**Énoncé**
Recopiez mot pour mot le passage du texte sur la Corse qui va de « Les marins anglais » jusqu'à « permanence sous la menace anglaise. » compris.

**Extrait du texte**
──────────

LA CORSE SOUS LA MENACE ANGLAISE. L'ATTAQUE DE SAGONE
La flotte anglaise à la périphérie de l’Empire
Après Trafalgar, les Anglais, qui n’ont jamais fortifié leurs côtes, considèrent plus que jamais que « les frontières de l’Angleterre se trouvent sur les côtes de ses ennemis ».
Alors que les troupes napoléoniennes promènent leurs étendards victorieux à travers toute l’Europe, la marine britannique exerce une pression constante sur les littoraux de la Méditerranée, de l’Atlantique et de la mer du Nord.
Ses escadres exercent un blocus rapproché, permanent et humiliant devant tous les ports de guerre ou de commerce.
Les marins anglais multiplient les coups de main et les opérations de commandos contre les côtes : ils s’emparent des navires de commerce français, ruinant tout négoce, enlèvent des patrouilles, attaquent les batteries.
Frégates et navires légers contrôlent même la pêche et s’efforcent d’entraver le cabotage, alors essentiel au ravitaillement de nombreux ports.
La Corse vit alors en permanence sous la menace anglaise.
Installés en Sardaigne, les Anglais multiplient les incursions contre les convois de céréales qui viennent ravitailler l’île ou contre les bateaux chargés de bois qui en partent, afin d’empêcher la construction navale française.
Le risque d’un débarquement se profile derrière chaque coup de main.
La contrebande prospère en s’appuyant sur les liens familiaux qui existent entre les populations des deux îles.
Mais les Corses vivent dans un contexte de pénurie tandis que les douanes procèdent périodiquement, selon la loi, à des brûlements de marchandises saisies, qui impressionnent vivement les populations.

──────────

**Données affichées**
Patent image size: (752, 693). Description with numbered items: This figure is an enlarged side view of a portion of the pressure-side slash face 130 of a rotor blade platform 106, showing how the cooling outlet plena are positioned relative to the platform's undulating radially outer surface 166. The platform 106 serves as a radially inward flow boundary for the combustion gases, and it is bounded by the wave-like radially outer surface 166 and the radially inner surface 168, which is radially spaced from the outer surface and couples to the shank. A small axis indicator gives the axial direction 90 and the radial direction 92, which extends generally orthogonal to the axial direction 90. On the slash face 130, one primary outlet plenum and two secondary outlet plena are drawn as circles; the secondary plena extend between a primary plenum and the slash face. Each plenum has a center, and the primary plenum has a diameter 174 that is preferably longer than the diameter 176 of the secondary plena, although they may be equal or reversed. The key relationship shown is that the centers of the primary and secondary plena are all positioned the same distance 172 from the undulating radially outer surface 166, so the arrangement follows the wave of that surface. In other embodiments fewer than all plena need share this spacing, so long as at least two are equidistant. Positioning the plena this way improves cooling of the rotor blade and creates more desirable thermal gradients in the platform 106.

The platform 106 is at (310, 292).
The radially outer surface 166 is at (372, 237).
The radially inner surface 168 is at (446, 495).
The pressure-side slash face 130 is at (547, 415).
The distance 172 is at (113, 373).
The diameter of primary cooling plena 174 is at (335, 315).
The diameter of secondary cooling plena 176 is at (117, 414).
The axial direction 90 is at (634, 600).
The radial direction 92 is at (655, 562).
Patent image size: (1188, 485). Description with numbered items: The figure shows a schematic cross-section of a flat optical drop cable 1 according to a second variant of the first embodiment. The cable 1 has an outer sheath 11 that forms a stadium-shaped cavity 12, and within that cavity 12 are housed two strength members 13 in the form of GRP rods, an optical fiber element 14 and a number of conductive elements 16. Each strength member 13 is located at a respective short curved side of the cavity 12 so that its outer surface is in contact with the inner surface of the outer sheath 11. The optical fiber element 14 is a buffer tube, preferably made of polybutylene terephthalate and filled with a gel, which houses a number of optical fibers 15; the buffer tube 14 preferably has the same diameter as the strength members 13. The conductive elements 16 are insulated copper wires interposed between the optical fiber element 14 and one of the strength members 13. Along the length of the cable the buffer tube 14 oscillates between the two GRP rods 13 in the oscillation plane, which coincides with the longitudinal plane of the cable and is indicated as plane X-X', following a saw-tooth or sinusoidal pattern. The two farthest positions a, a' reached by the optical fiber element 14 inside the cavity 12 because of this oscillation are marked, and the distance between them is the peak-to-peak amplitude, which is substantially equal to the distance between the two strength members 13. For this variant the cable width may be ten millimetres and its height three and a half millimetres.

──────────

**Réponse**
Les marins anglais multiplient les coups de main et les opérations de commandos contre les côtes : ils s’emparent des navires de commerce français, ruinant tout négoce, enlèvent des patrouilles, attaquent les batteries.
Frégates et navires légers contrôlent même la pêche et s’efforcent d’entraver le cabotage, alors essentiel au ravitaillement de nombreux ports.
La Corse vit alors en permanence sous la menace anglaise.